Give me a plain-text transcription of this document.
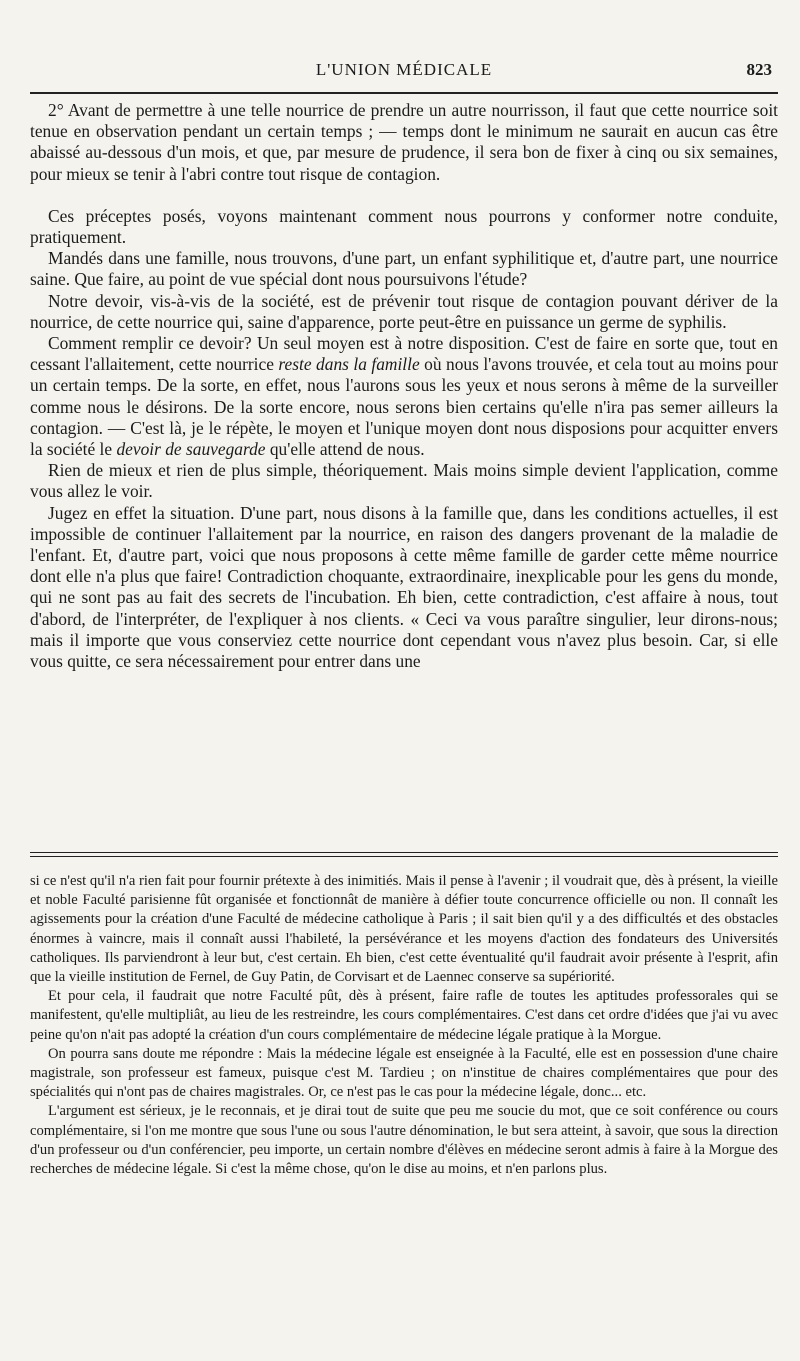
L'UNION MÉDICALE	823

2° Avant de permettre à une telle nourrice de prendre un autre nourrisson, il faut que cette nourrice soit tenue en observation pendant un certain temps ; — temps dont le minimum ne saurait en aucun cas être abaissé au-dessous d'un mois, et que, par mesure de prudence, il sera bon de fixer à cinq ou six semaines, pour mieux se tenir à l'abri contre tout risque de contagion.

Ces préceptes posés, voyons maintenant comment nous pourrons y conformer notre conduite, pratiquement.

Mandés dans une famille, nous trouvons, d'une part, un enfant syphilitique et, d'autre part, une nourrice saine. Que faire, au point de vue spécial dont nous poursuivons l'étude?

Notre devoir, vis-à-vis de la société, est de prévenir tout risque de contagion pouvant dériver de la nourrice, de cette nourrice qui, saine d'apparence, porte peut-être en puissance un germe de syphilis.

Comment remplir ce devoir? Un seul moyen est à notre disposition. C'est de faire en sorte que, tout en cessant l'allaitement, cette nourrice reste dans la famille où nous l'avons trouvée, et cela tout au moins pour un certain temps. De la sorte, en effet, nous l'aurons sous les yeux et nous serons à même de la surveiller comme nous le désirons. De la sorte encore, nous serons bien certains qu'elle n'ira pas semer ailleurs la contagion. — C'est là, je le répète, le moyen et l'unique moyen dont nous disposions pour acquitter envers la société le devoir de sauvegarde qu'elle attend de nous.

Rien de mieux et rien de plus simple, théoriquement. Mais moins simple devient l'application, comme vous allez le voir.

Jugez en effet la situation. D'une part, nous disons à la famille que, dans les conditions actuelles, il est impossible de continuer l'allaitement par la nourrice, en raison des dangers provenant de la maladie de l'enfant. Et, d'autre part, voici que nous proposons à cette même famille de garder cette même nourrice dont elle n'a plus que faire! Contradiction choquante, extraordinaire, inexplicable pour les gens du monde, qui ne sont pas au fait des secrets de l'incubation. Eh bien, cette contradiction, c'est affaire à nous, tout d'abord, de l'interpréter, de l'expliquer à nos clients. « Ceci va vous paraître singulier, leur dirons-nous; mais il importe que vous conserviez cette nourrice dont cependant vous n'avez plus besoin. Car, si elle vous quitte, ce sera nécessairement pour entrer dans une

si ce n'est qu'il n'a rien fait pour fournir prétexte à des inimitiés. Mais il pense à l'avenir ; il voudrait que, dès à présent, la vieille et noble Faculté parisienne fût organisée et fonctionnât de manière à défier toute concurrence officielle ou non. Il connaît les agissements pour la création d'une Faculté de médecine catholique à Paris ; il sait bien qu'il y a des difficultés et des obstacles énormes à vaincre, mais il connaît aussi l'habileté, la persévérance et les moyens d'action des fondateurs des Universités catholiques. Ils parviendront à leur but, c'est certain. Eh bien, c'est cette éventualité qu'il faudrait avoir présente à l'esprit, afin que la vieille institution de Fernel, de Guy Patin, de Corvisart et de Laennec conserve sa supériorité.

Et pour cela, il faudrait que notre Faculté pût, dès à présent, faire rafle de toutes les aptitudes professorales qui se manifestent, qu'elle multipliât, au lieu de les restreindre, les cours complémentaires. C'est dans cet ordre d'idées que j'ai vu avec peine qu'on n'ait pas adopté la création d'un cours complémentaire de médecine légale pratique à la Morgue.

On pourra sans doute me répondre : Mais la médecine légale est enseignée à la Faculté, elle est en possession d'une chaire magistrale, son professeur est fameux, puisque c'est M. Tardieu ; on n'institue de chaires complémentaires que pour des spécialités qui n'ont pas de chaires magistrales. Or, ce n'est pas le cas pour la médecine légale, donc... etc.

L'argument est sérieux, je le reconnais, et je dirai tout de suite que peu me soucie du mot, que ce soit conférence ou cours complémentaire, si l'on me montre que sous l'une ou sous l'autre dénomination, le but sera atteint, à savoir, que sous la direction d'un professeur ou d'un conférencier, peu importe, un certain nombre d'élèves en médecine seront admis à faire à la Morgue des recherches de médecine légale. Si c'est la même chose, qu'on le dise au moins, et n'en parlons plus.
******************************
Repeat each entry exactly. Pictures do not belong in the copy.

# Correct output
Give me a plain-text transcription of this document.
L'UNION MÉDICALE	823

2° Avant de permettre à une telle nourrice de prendre un autre nourrisson, il faut que cette nourrice soit tenue en observation pendant un certain temps ; — temps dont le minimum ne saurait en aucun cas être abaissé au-dessous d'un mois, et que, par mesure de prudence, il sera bon de fixer à cinq ou six semaines, pour mieux se tenir à l'abri contre tout risque de contagion.

Ces préceptes posés, voyons maintenant comment nous pourrons y conformer notre conduite, pratiquement.

Mandés dans une famille, nous trouvons, d'une part, un enfant syphilitique et, d'autre part, une nourrice saine. Que faire, au point de vue spécial dont nous poursuivons l'étude?

Notre devoir, vis-à-vis de la société, est de prévenir tout risque de contagion pouvant dériver de la nourrice, de cette nourrice qui, saine d'apparence, porte peut-être en puissance un germe de syphilis.

Comment remplir ce devoir? Un seul moyen est à notre disposition. C'est de faire en sorte que, tout en cessant l'allaitement, cette nourrice reste dans la famille où nous l'avons trouvée, et cela tout au moins pour un certain temps. De la sorte, en effet, nous l'aurons sous les yeux et nous serons à même de la surveiller comme nous le désirons. De la sorte encore, nous serons bien certains qu'elle n'ira pas semer ailleurs la contagion. — C'est là, je le répète, le moyen et l'unique moyen dont nous disposions pour acquitter envers la société le devoir de sauvegarde qu'elle attend de nous.

Rien de mieux et rien de plus simple, théoriquement. Mais moins simple devient l'application, comme vous allez le voir.

Jugez en effet la situation. D'une part, nous disons à la famille que, dans les conditions actuelles, il est impossible de continuer l'allaitement par la nourrice, en raison des dangers provenant de la maladie de l'enfant. Et, d'autre part, voici que nous proposons à cette même famille de garder cette même nourrice dont elle n'a plus que faire! Contradiction choquante, extraordinaire, inexplicable pour les gens du monde, qui ne sont pas au fait des secrets de l'incubation. Eh bien, cette contradiction, c'est affaire à nous, tout d'abord, de l'interpréter, de l'expliquer à nos clients. « Ceci va vous paraître singulier, leur dirons-nous; mais il importe que vous conserviez cette nourrice dont cependant vous n'avez plus besoin. Car, si elle vous quitte, ce sera nécessairement pour entrer dans une

si ce n'est qu'il n'a rien fait pour fournir prétexte à des inimitiés. Mais il pense à l'avenir ; il voudrait que, dès à présent, la vieille et noble Faculté parisienne fût organisée et fonctionnât de manière à défier toute concurrence officielle ou non. Il connaît les agissements pour la création d'une Faculté de médecine catholique à Paris ; il sait bien qu'il y a des difficultés et des obstacles énormes à vaincre, mais il connaît aussi l'habileté, la persévérance et les moyens d'action des fondateurs des Universités catholiques. Ils parviendront à leur but, c'est certain. Eh bien, c'est cette éventualité qu'il faudrait avoir présente à l'esprit, afin que la vieille institution de Fernel, de Guy Patin, de Corvisart et de Laennec conserve sa supériorité.

Et pour cela, il faudrait que notre Faculté pût, dès à présent, faire rafle de toutes les aptitudes professorales qui se manifestent, qu'elle multipliât, au lieu de les restreindre, les cours complémentaires. C'est dans cet ordre d'idées que j'ai vu avec peine qu'on n'ait pas adopté la création d'un cours complémentaire de médecine légale pratique à la Morgue.

On pourra sans doute me répondre : Mais la médecine légale est enseignée à la Faculté, elle est en possession d'une chaire magistrale, son professeur est fameux, puisque c'est M. Tardieu ; on n'institue de chaires complémentaires que pour des spécialités qui n'ont pas de chaires magistrales. Or, ce n'est pas le cas pour la médecine légale, donc... etc.

L'argument est sérieux, je le reconnais, et je dirai tout de suite que peu me soucie du mot, que ce soit conférence ou cours complémentaire, si l'on me montre que sous l'une ou sous l'autre dénomination, le but sera atteint, à savoir, que sous la direction d'un professeur ou d'un conférencier, peu importe, un certain nombre d'élèves en médecine seront admis à faire à la Morgue des recherches de médecine légale. Si c'est la même chose, qu'on le dise au moins, et n'en parlons plus.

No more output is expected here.